---------- Dataset entries ----------
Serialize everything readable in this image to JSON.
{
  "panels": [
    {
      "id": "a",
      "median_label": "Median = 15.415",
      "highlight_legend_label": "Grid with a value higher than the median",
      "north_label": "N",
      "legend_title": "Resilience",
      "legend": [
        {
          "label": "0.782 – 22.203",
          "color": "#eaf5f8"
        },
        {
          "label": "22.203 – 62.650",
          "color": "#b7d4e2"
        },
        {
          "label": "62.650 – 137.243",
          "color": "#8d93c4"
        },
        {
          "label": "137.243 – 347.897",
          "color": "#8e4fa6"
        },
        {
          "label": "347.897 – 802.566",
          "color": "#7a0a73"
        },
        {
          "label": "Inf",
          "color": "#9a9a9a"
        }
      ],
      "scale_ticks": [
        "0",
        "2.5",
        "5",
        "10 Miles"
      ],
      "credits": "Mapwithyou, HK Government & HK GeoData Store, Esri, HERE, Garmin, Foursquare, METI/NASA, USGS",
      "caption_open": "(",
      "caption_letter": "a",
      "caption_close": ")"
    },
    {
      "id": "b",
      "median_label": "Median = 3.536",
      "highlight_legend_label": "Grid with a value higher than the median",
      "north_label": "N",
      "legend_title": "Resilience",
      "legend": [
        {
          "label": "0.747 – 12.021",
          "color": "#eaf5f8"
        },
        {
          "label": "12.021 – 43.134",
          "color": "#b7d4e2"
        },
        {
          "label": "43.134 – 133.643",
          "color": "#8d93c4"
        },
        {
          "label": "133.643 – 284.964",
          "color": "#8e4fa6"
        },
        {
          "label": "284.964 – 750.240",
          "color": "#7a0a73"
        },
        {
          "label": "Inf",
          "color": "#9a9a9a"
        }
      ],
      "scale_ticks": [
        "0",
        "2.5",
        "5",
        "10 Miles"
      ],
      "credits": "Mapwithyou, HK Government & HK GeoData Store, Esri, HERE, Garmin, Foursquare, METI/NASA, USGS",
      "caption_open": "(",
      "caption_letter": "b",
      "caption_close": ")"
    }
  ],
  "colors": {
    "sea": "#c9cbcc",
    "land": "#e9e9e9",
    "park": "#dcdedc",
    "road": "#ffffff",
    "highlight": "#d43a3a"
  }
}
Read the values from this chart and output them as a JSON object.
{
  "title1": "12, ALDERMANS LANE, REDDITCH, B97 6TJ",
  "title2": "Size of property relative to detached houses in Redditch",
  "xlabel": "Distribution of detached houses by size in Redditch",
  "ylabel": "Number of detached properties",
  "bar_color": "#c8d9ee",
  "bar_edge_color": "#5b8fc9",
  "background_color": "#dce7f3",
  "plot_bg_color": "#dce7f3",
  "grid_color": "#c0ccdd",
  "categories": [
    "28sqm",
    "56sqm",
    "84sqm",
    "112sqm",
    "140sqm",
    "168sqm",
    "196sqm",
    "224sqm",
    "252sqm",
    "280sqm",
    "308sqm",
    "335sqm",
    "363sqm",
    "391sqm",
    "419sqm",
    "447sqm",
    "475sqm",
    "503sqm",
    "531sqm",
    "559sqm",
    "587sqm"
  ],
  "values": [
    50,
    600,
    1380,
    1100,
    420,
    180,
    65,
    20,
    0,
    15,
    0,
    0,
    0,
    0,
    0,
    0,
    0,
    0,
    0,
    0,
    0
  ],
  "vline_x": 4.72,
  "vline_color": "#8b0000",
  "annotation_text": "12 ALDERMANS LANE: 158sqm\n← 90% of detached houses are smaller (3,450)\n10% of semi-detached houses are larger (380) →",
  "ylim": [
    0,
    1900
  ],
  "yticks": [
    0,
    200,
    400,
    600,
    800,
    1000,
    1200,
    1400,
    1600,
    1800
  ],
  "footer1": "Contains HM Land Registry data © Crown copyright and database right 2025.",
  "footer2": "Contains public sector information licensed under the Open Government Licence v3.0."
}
----------
» **What is required**: Make an exact copy of the data above.

» **Task response**:
Serialize everything readable in this image to JSON.
{
  "panels": [
    {
      "id": "a",
      "median_label": "Median = 15.415",
      "highlight_legend_label": "Grid with a value higher than the median",
      "north_label": "N",
      "legend_title": "Resilience",
      "legend": [
        {
          "label": "0.782 – 22.203",
          "color": "#eaf5f8"
        },
        {
          "label": "22.203 – 62.650",
          "color": "#b7d4e2"
        },
        {
          "label": "62.650 – 137.243",
          "color": "#8d93c4"
        },
        {
          "label": "137.243 – 347.897",
          "color": "#8e4fa6"
        },
        {
          "label": "347.897 – 802.566",
          "color": "#7a0a73"
        },
        {
          "label": "Inf",
          "color": "#9a9a9a"
        }
      ],
      "scale_ticks": [
        "0",
        "2.5",
        "5",
        "10 Miles"
      ],
      "credits": "Mapwithyou, HK Government & HK GeoData Store, Esri, HERE, Garmin, Foursquare, METI/NASA, USGS",
      "caption_open": "(",
      "caption_letter": "a",
      "caption_close": ")"
    },
    {
      "id": "b",
      "median_label": "Median = 3.536",
      "highlight_legend_label": "Grid with a value higher than the median",
      "north_label": "N",
      "legend_title": "Resilience",
      "legend": [
        {
          "label": "0.747 – 12.021",
          "color": "#eaf5f8"
        },
        {
          "label": "12.021 – 43.134",
          "color": "#b7d4e2"
        },
        {
          "label": "43.134 – 133.643",
          "color": "#8d93c4"
        },
        {
          "label": "133.643 – 284.964",
          "color": "#8e4fa6"
        },
        {
          "label": "284.964 – 750.240",
          "color": "#7a0a73"
        },
        {
          "label": "Inf",
          "color": "#9a9a9a"
        }
      ],
      "scale_ticks": [
        "0",
        "2.5",
        "5",
        "10 Miles"
      ],
      "credits": "Mapwithyou, HK Government & HK GeoData Store, Esri, HERE, Garmin, Foursquare, METI/NASA, USGS",
      "caption_open": "(",
      "caption_letter": "b",
      "caption_close": ")"
    }
  ],
  "colors": {
    "sea": "#c9cbcc",
    "land": "#e9e9e9",
    "park": "#dcdedc",
    "road": "#ffffff",
    "highlight": "#d43a3a"
  }
}
Read the values from this chart and output them as a JSON object.
{
  "title1": "12, ALDERMANS LANE, REDDITCH, B97 6TJ",
  "title2": "Size of property relative to detached houses in Redditch",
  "xlabel": "Distribution of detached houses by size in Redditch",
  "ylabel": "Number of detached properties",
  "bar_color": "#c8d9ee",
  "bar_edge_color": "#5b8fc9",
  "background_color": "#dce7f3",
  "plot_bg_color": "#dce7f3",
  "grid_color": "#c0ccdd",
  "categories": [
    "28sqm",
    "56sqm",
    "84sqm",
    "112sqm",
    "140sqm",
    "168sqm",
    "196sqm",
    "224sqm",
    "252sqm",
    "280sqm",
    "308sqm",
    "335sqm",
    "363sqm",
    "391sqm",
    "419sqm",
    "447sqm",
    "475sqm",
    "503sqm",
    "531sqm",
    "559sqm",
    "587sqm"
  ],
  "values": [
    50,
    600,
    1380,
    1100,
    420,
    180,
    65,
    20,
    0,
    15,
    0,
    0,
    0,
    0,
    0,
    0,
    0,
    0,
    0,
    0,
    0
  ],
  "vline_x": 4.72,
  "vline_color": "#8b0000",
  "annotation_text": "12 ALDERMANS LANE: 158sqm\n← 90% of detached houses are smaller (3,450)\n10% of semi-detached houses are larger (380) →",
  "ylim": [
    0,
    1900
  ],
  "yticks": [
    0,
    200,
    400,
    600,
    800,
    1000,
    1200,
    1400,
    1600,
    1800
  ],
  "footer1": "Contains HM Land Registry data © Crown copyright and database right 2025.",
  "footer2": "Contains public sector information licensed under the Open Government Licence v3.0."
}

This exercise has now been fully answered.